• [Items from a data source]
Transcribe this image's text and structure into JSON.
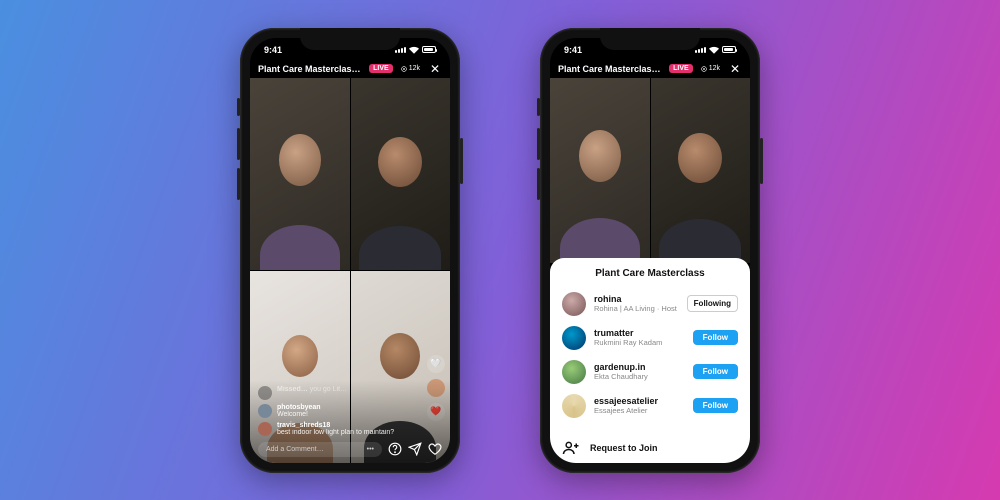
{
  "status": {
    "time": "9:41"
  },
  "live": {
    "title": "Plant Care Masterclass…",
    "badge": "LIVE",
    "viewers": "12k"
  },
  "comments": [
    {
      "user": "Missed…",
      "text": "you go Lit…"
    },
    {
      "user": "photosbyean",
      "text": "Welcome!"
    },
    {
      "user": "travis_shreds18",
      "text": "best indoor low light plan to maintain?"
    }
  ],
  "input": {
    "placeholder": "Add a Comment…",
    "more": "•••"
  },
  "sheet": {
    "title": "Plant Care Masterclass",
    "participants": [
      {
        "user": "rohina",
        "sub": "Rohina | AA Living · Host",
        "action": "Following"
      },
      {
        "user": "trumatter",
        "sub": "Rukmini Ray Kadam",
        "action": "Follow"
      },
      {
        "user": "gardenup.in",
        "sub": "Ekta Chaudhary",
        "action": "Follow"
      },
      {
        "user": "essajeesatelier",
        "sub": "Essajees Atelier",
        "action": "Follow"
      }
    ],
    "request": "Request to Join"
  }
}
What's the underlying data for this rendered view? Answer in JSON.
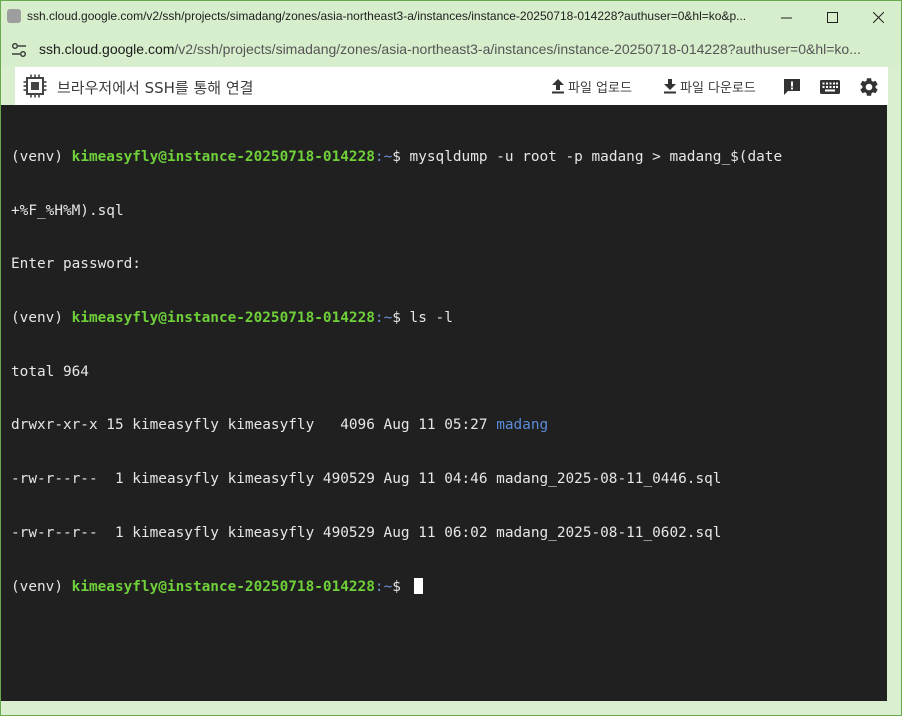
{
  "titlebar": {
    "title": "ssh.cloud.google.com/v2/ssh/projects/simadang/zones/asia-northeast3-a/instances/instance-20250718-014228?authuser=0&hl=ko&p..."
  },
  "addressbar": {
    "host": "ssh.cloud.google.com",
    "path": "/v2/ssh/projects/simadang/zones/asia-northeast3-a/instances/instance-20250718-014228?authuser=0&hl=ko..."
  },
  "sshbar": {
    "title": "브라우저에서 SSH를 통해 연결",
    "upload_label": "파일 업로드",
    "download_label": "파일 다운로드"
  },
  "terminal": {
    "lines": [
      {
        "venv": "(venv) ",
        "user": "kimeasyfly@instance-20250718-014228",
        "path": ":~",
        "cmd": "$ mysqldump -u root -p madang > madang_$(date"
      },
      {
        "text": "+%F_%H%M).sql"
      },
      {
        "text": "Enter password:"
      },
      {
        "venv": "(venv) ",
        "user": "kimeasyfly@instance-20250718-014228",
        "path": ":~",
        "cmd": "$ ls -l"
      },
      {
        "text": "total 964"
      },
      {
        "text": "drwxr-xr-x 15 kimeasyfly kimeasyfly   4096 Aug 11 05:27 ",
        "dir": "madang"
      },
      {
        "text": "-rw-r--r--  1 kimeasyfly kimeasyfly 490529 Aug 11 04:46 madang_2025-08-11_0446.sql"
      },
      {
        "text": "-rw-r--r--  1 kimeasyfly kimeasyfly 490529 Aug 11 06:02 madang_2025-08-11_0602.sql"
      },
      {
        "venv": "(venv) ",
        "user": "kimeasyfly@instance-20250718-014228",
        "path": ":~",
        "cmd": "$ "
      }
    ]
  },
  "icons": {
    "title": "page-icon",
    "address": "site-settings-icon",
    "chip": "compute-chip-icon",
    "upload": "upload-arrow-icon",
    "download": "download-arrow-icon",
    "feedback": "feedback-icon",
    "keyboard": "keyboard-icon",
    "settings": "gear-icon"
  },
  "colors": {
    "window_tint": "#d9efcf",
    "terminal_bg": "#202020",
    "prompt_user": "#6fd03a",
    "prompt_path": "#6a8fd6"
  }
}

• [Task brief]
Give the data above again in full and unchanged, skipping the pictures.

• [Written solution]
Transcribe this image's text and structure into JSON.
{
  "status": {
    "time": "9:41"
  },
  "live": {
    "title": "Plant Care Masterclass…",
    "badge": "LIVE",
    "viewers": "12k"
  },
  "comments": [
    {
      "user": "Missed…",
      "text": "you go Lit…"
    },
    {
      "user": "photosbyean",
      "text": "Welcome!"
    },
    {
      "user": "travis_shreds18",
      "text": "best indoor low light plan to maintain?"
    }
  ],
  "input": {
    "placeholder": "Add a Comment…",
    "more": "•••"
  },
  "sheet": {
    "title": "Plant Care Masterclass",
    "participants": [
      {
        "user": "rohina",
        "sub": "Rohina | AA Living · Host",
        "action": "Following"
      },
      {
        "user": "trumatter",
        "sub": "Rukmini Ray Kadam",
        "action": "Follow"
      },
      {
        "user": "gardenup.in",
        "sub": "Ekta Chaudhary",
        "action": "Follow"
      },
      {
        "user": "essajeesatelier",
        "sub": "Essajees Atelier",
        "action": "Follow"
      }
    ],
    "request": "Request to Join"
  }
}
What's the underlying data for this rendered view? Answer in JSON.
{
  "titlebar": {
    "title": "ssh.cloud.google.com/v2/ssh/projects/simadang/zones/asia-northeast3-a/instances/instance-20250718-014228?authuser=0&hl=ko&p..."
  },
  "addressbar": {
    "host": "ssh.cloud.google.com",
    "path": "/v2/ssh/projects/simadang/zones/asia-northeast3-a/instances/instance-20250718-014228?authuser=0&hl=ko..."
  },
  "sshbar": {
    "title": "브라우저에서 SSH를 통해 연결",
    "upload_label": "파일 업로드",
    "download_label": "파일 다운로드"
  },
  "terminal": {
    "lines": [
      {
        "venv": "(venv) ",
        "user": "kimeasyfly@instance-20250718-014228",
        "path": ":~",
        "cmd": "$ mysqldump -u root -p madang > madang_$(date"
      },
      {
        "text": "+%F_%H%M).sql"
      },
      {
        "text": "Enter password:"
      },
      {
        "venv": "(venv) ",
        "user": "kimeasyfly@instance-20250718-014228",
        "path": ":~",
        "cmd": "$ ls -l"
      },
      {
        "text": "total 964"
      },
      {
        "text": "drwxr-xr-x 15 kimeasyfly kimeasyfly   4096 Aug 11 05:27 ",
        "dir": "madang"
      },
      {
        "text": "-rw-r--r--  1 kimeasyfly kimeasyfly 490529 Aug 11 04:46 madang_2025-08-11_0446.sql"
      },
      {
        "text": "-rw-r--r--  1 kimeasyfly kimeasyfly 490529 Aug 11 06:02 madang_2025-08-11_0602.sql"
      },
      {
        "venv": "(venv) ",
        "user": "kimeasyfly@instance-20250718-014228",
        "path": ":~",
        "cmd": "$ "
      }
    ]
  },
  "icons": {
    "title": "page-icon",
    "address": "site-settings-icon",
    "chip": "compute-chip-icon",
    "upload": "upload-arrow-icon",
    "download": "download-arrow-icon",
    "feedback": "feedback-icon",
    "keyboard": "keyboard-icon",
    "settings": "gear-icon"
  },
  "colors": {
    "window_tint": "#d9efcf",
    "terminal_bg": "#202020",
    "prompt_user": "#6fd03a",
    "prompt_path": "#6a8fd6"
  }
}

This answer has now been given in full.